## [What is expected]
Repeat each line exactly as it is written.

═══ Given information

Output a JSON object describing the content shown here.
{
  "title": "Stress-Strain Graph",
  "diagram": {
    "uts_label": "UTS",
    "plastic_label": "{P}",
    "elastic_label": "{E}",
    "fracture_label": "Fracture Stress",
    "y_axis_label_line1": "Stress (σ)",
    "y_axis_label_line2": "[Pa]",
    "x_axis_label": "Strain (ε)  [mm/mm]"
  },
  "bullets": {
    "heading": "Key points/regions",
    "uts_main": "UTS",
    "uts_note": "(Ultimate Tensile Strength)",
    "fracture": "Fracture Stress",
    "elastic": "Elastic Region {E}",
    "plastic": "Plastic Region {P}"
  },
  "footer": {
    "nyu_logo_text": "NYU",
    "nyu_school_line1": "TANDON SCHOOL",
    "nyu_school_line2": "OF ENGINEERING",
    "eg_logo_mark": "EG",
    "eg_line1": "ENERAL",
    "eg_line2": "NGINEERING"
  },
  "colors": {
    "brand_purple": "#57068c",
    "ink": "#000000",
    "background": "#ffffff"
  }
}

══════

## [Solution]
Output a JSON object describing the content shown here.
{
  "title": "Stress-Strain Graph",
  "diagram": {
    "uts_label": "UTS",
    "plastic_label": "{P}",
    "elastic_label": "{E}",
    "fracture_label": "Fracture Stress",
    "y_axis_label_line1": "Stress (σ)",
    "y_axis_label_line2": "[Pa]",
    "x_axis_label": "Strain (ε)  [mm/mm]"
  },
  "bullets": {
    "heading": "Key points/regions",
    "uts_main": "UTS",
    "uts_note": "(Ultimate Tensile Strength)",
    "fracture": "Fracture Stress",
    "elastic": "Elastic Region {E}",
    "plastic": "Plastic Region {P}"
  },
  "footer": {
    "nyu_logo_text": "NYU",
    "nyu_school_line1": "TANDON SCHOOL",
    "nyu_school_line2": "OF ENGINEERING",
    "eg_logo_mark": "EG",
    "eg_line1": "ENERAL",
    "eg_line2": "NGINEERING"
  },
  "colors": {
    "brand_purple": "#57068c",
    "ink": "#000000",
    "background": "#ffffff"
  }
}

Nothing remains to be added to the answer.